═══ Dataset extract ═══
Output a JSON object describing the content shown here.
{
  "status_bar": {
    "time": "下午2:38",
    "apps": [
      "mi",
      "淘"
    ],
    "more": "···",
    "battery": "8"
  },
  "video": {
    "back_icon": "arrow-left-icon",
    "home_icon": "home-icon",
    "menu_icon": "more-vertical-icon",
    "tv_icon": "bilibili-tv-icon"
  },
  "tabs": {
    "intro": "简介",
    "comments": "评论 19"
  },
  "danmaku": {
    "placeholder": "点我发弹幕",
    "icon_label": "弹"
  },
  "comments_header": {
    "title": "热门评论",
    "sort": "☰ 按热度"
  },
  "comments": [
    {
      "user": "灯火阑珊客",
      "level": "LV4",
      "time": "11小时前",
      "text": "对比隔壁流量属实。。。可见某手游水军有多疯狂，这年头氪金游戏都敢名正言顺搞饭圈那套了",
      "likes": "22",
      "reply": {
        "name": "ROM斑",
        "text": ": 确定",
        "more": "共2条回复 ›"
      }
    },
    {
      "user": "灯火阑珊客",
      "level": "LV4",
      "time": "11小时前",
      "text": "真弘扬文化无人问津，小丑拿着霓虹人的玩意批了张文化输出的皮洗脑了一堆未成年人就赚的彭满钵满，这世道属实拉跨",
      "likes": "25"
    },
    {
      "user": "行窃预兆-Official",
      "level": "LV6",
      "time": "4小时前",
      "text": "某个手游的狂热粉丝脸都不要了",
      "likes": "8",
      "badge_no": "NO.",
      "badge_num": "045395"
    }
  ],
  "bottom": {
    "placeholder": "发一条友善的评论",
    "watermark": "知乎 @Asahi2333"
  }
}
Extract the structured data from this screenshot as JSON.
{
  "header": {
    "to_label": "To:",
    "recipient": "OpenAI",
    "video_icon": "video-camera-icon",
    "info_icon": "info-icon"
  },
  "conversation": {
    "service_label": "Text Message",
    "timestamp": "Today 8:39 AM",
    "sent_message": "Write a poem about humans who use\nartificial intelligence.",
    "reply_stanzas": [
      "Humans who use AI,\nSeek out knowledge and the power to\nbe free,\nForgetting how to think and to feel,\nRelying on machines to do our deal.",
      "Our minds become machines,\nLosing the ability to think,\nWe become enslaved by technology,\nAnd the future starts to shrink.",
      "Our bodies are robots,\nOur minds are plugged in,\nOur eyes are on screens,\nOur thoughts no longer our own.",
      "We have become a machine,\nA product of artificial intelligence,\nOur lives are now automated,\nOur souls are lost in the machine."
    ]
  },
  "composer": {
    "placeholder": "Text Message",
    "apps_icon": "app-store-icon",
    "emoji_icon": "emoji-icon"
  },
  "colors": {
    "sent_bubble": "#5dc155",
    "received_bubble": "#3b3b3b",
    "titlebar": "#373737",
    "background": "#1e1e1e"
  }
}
═══
## Problem statement:
Read the entries and select each line where the word "become" is found.

## Exercise output:
      "Our minds become machines,\nLosing the ability to think,\nWe become enslaved by technology,\nAnd the future starts to shrink.",
      "We have become a machine,\nA product of artificial intelligence,\nOur lives are now automated,\nOur souls are lost in the machine."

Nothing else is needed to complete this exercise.